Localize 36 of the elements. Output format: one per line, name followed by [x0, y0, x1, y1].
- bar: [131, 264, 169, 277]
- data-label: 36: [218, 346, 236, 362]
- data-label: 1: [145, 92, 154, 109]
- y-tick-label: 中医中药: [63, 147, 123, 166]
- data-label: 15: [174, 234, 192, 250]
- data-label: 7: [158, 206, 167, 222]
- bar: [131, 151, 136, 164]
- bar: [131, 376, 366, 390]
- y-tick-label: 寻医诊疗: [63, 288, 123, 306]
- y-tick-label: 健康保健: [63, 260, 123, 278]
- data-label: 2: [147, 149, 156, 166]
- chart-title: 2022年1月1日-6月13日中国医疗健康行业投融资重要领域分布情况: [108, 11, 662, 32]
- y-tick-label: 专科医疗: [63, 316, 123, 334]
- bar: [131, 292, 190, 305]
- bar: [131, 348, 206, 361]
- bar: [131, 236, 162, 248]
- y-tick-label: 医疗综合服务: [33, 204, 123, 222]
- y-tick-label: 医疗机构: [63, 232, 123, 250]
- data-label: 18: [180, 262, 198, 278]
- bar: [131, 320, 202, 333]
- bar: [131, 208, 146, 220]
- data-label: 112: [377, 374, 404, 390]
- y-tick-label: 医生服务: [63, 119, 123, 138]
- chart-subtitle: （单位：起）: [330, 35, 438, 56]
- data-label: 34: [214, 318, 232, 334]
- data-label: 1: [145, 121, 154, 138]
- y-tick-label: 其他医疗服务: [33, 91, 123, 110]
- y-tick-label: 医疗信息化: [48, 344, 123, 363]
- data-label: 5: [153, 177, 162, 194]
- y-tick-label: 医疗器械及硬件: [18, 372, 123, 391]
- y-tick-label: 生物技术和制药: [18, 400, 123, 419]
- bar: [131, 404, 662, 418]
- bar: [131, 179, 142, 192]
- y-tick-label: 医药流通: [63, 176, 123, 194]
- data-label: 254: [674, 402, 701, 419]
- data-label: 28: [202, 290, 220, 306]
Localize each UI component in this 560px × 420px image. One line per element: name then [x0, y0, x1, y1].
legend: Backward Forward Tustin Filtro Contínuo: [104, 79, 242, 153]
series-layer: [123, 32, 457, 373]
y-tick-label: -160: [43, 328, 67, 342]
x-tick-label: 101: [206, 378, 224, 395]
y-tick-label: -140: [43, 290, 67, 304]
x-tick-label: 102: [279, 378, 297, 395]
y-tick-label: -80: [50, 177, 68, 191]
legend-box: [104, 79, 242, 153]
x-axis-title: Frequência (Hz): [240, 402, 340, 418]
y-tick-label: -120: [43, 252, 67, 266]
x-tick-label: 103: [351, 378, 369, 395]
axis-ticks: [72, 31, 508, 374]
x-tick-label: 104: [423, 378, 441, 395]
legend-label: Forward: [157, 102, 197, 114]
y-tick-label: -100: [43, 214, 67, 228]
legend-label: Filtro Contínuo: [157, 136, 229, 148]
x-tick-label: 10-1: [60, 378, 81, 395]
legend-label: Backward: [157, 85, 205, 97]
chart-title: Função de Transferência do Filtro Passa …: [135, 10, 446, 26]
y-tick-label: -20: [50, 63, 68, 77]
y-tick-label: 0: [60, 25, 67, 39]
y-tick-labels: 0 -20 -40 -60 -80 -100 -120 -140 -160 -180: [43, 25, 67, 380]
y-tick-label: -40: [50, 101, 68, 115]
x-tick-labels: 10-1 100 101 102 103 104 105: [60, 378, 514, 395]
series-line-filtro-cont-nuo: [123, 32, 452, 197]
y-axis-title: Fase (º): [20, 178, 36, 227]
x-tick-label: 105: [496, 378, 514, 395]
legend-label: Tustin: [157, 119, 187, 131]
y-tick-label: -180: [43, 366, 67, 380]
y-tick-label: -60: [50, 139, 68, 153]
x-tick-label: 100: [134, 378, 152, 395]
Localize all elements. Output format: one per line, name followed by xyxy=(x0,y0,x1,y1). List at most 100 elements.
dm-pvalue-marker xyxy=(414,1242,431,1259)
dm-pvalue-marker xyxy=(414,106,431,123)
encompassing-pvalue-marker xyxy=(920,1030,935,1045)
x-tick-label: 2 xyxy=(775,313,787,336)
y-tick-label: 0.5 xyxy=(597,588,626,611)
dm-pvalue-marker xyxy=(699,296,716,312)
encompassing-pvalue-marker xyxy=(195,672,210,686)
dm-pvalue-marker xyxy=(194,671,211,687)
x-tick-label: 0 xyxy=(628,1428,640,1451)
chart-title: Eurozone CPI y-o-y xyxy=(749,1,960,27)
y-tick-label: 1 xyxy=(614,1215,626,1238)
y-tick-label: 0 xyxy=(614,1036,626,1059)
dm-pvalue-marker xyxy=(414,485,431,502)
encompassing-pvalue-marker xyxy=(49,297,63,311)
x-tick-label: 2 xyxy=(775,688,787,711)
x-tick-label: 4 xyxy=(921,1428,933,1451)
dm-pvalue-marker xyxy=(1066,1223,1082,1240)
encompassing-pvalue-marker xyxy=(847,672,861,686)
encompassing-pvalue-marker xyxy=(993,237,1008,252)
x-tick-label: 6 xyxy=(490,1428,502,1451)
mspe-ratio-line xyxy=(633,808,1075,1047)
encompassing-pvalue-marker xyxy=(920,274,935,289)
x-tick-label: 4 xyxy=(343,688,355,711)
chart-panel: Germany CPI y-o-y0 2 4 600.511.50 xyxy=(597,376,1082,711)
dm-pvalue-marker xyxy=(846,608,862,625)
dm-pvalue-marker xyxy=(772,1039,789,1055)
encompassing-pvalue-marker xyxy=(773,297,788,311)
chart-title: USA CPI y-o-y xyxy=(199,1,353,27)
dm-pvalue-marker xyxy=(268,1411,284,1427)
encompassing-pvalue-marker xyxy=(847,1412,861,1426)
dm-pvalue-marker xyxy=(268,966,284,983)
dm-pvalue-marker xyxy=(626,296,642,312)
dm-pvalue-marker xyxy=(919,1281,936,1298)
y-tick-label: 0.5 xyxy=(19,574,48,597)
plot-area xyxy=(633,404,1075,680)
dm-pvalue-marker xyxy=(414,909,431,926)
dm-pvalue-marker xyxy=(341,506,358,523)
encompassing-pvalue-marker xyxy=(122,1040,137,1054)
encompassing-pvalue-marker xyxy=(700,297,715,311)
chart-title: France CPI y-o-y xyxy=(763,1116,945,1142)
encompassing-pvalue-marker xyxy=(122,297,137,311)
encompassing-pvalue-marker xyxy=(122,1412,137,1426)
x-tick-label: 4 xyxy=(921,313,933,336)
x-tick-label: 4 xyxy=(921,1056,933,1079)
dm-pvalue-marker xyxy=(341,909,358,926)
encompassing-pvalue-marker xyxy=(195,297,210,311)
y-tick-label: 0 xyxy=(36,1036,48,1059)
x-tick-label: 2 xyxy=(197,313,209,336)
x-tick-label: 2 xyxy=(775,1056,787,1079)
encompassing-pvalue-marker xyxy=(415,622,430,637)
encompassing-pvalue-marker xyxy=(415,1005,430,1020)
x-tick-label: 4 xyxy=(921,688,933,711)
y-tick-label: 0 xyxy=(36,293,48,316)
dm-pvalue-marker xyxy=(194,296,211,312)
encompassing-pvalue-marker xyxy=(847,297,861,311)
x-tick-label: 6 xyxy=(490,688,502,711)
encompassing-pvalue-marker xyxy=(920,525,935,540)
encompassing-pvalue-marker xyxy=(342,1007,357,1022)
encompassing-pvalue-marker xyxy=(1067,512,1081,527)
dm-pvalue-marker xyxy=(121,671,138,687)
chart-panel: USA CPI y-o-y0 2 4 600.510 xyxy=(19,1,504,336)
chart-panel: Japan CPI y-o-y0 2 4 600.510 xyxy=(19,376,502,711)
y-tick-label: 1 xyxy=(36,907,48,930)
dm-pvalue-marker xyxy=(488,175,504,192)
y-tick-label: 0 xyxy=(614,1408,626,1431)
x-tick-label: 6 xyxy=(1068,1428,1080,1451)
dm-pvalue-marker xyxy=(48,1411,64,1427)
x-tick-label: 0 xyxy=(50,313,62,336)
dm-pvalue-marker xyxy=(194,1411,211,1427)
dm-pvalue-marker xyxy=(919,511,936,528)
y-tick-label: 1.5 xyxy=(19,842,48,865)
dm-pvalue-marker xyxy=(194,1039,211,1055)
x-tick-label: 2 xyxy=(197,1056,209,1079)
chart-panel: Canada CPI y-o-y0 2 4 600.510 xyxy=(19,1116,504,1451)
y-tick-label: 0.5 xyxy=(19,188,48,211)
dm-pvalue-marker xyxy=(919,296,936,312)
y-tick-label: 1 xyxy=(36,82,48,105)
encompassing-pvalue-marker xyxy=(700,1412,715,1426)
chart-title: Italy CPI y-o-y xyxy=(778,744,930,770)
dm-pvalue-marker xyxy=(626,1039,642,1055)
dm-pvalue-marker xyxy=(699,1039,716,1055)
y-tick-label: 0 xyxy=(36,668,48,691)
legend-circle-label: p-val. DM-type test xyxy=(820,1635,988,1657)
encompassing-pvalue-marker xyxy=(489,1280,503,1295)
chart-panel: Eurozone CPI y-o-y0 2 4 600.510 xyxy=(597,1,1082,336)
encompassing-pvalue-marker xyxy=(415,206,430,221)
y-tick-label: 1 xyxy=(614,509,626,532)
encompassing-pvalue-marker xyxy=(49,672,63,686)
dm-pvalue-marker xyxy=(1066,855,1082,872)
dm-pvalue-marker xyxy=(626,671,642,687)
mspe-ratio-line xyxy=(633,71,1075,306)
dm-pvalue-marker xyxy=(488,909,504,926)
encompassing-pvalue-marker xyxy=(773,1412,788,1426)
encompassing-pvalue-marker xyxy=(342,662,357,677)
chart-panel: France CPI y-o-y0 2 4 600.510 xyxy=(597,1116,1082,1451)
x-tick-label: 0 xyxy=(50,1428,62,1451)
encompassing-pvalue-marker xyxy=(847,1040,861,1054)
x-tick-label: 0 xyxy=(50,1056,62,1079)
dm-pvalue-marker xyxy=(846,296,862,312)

---*---

WHAT TO DO: Extract every line of the material that contains the string "France", matching case exactly.

ANSWER:
chart-title: France CPI y-o-y xyxy=(763,1116,945,1142)
chart-panel: France CPI y-o-y0 2 4 600.510 xyxy=(597,1116,1082,1451)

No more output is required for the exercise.